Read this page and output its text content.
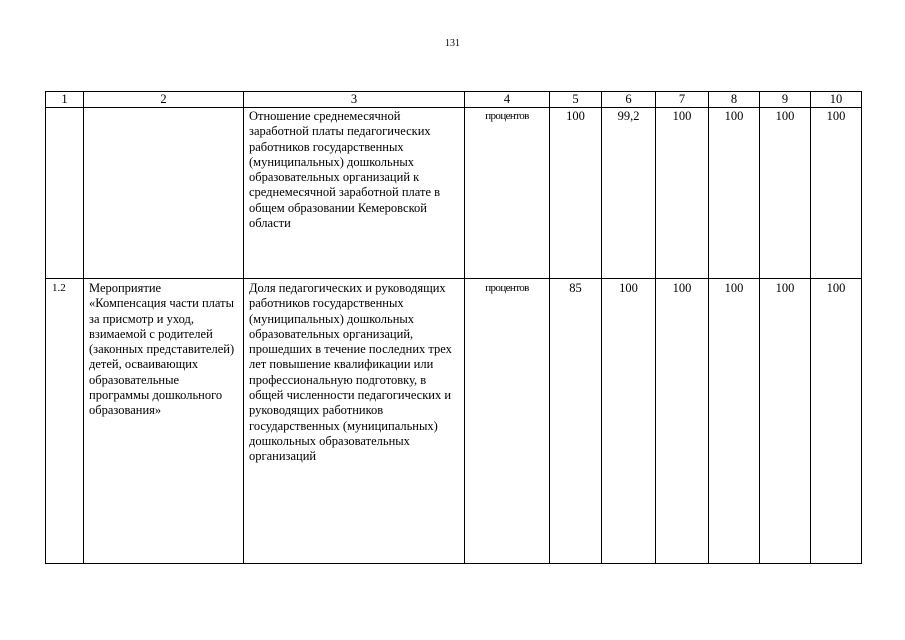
131
1	2	3	4	5	6	7	8	9	10
		Отношение среднемесячной заработной платы педагогических работников государственных (муниципальных) дошкольных образовательных организаций к среднемесячной заработной плате в общем образовании Кемеровской области	процентов	100	99,2	100	100	100	100
1.2	Мероприятие «Компенсация части платы за присмотр и уход, взимаемой с родителей (законных представителей) детей, осваивающих образовательные программы дошкольного образования»	Доля педагогических и руководящих работников государственных (муниципальных) дошкольных образовательных организаций, прошедших в течение последних трех лет повышение квалификации или профессиональную подготовку, в общей численности педагогических и руководящих работников государственных (муниципальных) дошкольных образовательных организаций	процентов	85	100	100	100	100	100
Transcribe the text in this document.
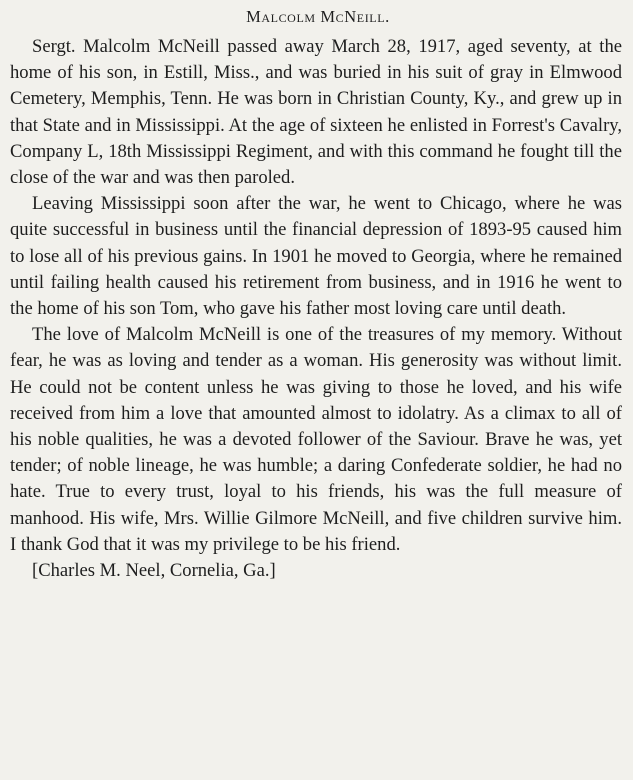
Malcolm McNeill.

Sergt. Malcolm McNeill passed away March 28, 1917, aged seventy, at the home of his son, in Estill, Miss., and was buried in his suit of gray in Elmwood Cemetery, Memphis, Tenn. He was born in Christian County, Ky., and grew up in that State and in Mississippi. At the age of sixteen he enlisted in Forrest's Cavalry, Company L, 18th Mississippi Regiment, and with this command he fought till the close of the war and was then paroled.

Leaving Mississippi soon after the war, he went to Chicago, where he was quite successful in business until the financial depression of 1893-95 caused him to lose all of his previous gains. In 1901 he moved to Georgia, where he remained until failing health caused his retirement from business, and in 1916 he went to the home of his son Tom, who gave his father most loving care until death.

The love of Malcolm McNeill is one of the treasures of my memory. Without fear, he was as loving and tender as a woman. His generosity was without limit. He could not be content unless he was giving to those he loved, and his wife received from him a love that amounted almost to idolatry. As a climax to all of his noble qualities, he was a devoted follower of the Saviour. Brave he was, yet tender; of noble lineage, he was humble; a daring Confederate soldier, he had no hate. True to every trust, loyal to his friends, his was the full measure of manhood. His wife, Mrs. Willie Gilmore McNeill, and five children survive him. I thank God that it was my privilege to be his friend.

[Charles M. Neel, Cornelia, Ga.]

WHAT IS BEING ASKED: Any pictures should be dropped; transcribe the rest of the records above exactly.

TASK OUTPUT:
Read this page and output its text content.
131
1	2	3	4	5	6	7	8	9	10
		Отношение среднемесячной заработной платы педагогических работников государственных (муниципальных) дошкольных образовательных организаций к среднемесячной заработной плате в общем образовании Кемеровской области	процентов	100	99,2	100	100	100	100
1.2	Мероприятие «Компенсация части платы за присмотр и уход, взимаемой с родителей (законных представителей) детей, осваивающих образовательные программы дошкольного образования»	Доля педагогических и руководящих работников государственных (муниципальных) дошкольных образовательных организаций, прошедших в течение последних трех лет повышение квалификации или профессиональную подготовку, в общей численности педагогических и руководящих работников государственных (муниципальных) дошкольных образовательных организаций	процентов	85	100	100	100	100	100
Transcribe the text in this document.
Malcolm McNeill.

Sergt. Malcolm McNeill passed away March 28, 1917, aged seventy, at the home of his son, in Estill, Miss., and was buried in his suit of gray in Elmwood Cemetery, Memphis, Tenn. He was born in Christian County, Ky., and grew up in that State and in Mississippi. At the age of sixteen he enlisted in Forrest's Cavalry, Company L, 18th Mississippi Regiment, and with this command he fought till the close of the war and was then paroled.

Leaving Mississippi soon after the war, he went to Chicago, where he was quite successful in business until the financial depression of 1893-95 caused him to lose all of his previous gains. In 1901 he moved to Georgia, where he remained until failing health caused his retirement from business, and in 1916 he went to the home of his son Tom, who gave his father most loving care until death.

The love of Malcolm McNeill is one of the treasures of my memory. Without fear, he was as loving and tender as a woman. His generosity was without limit. He could not be content unless he was giving to those he loved, and his wife received from him a love that amounted almost to idolatry. As a climax to all of his noble qualities, he was a devoted follower of the Saviour. Brave he was, yet tender; of noble lineage, he was humble; a daring Confederate soldier, he had no hate. True to every trust, loyal to his friends, his was the full measure of manhood. His wife, Mrs. Willie Gilmore McNeill, and five children survive him. I thank God that it was my privilege to be his friend.

[Charles M. Neel, Cornelia, Ga.]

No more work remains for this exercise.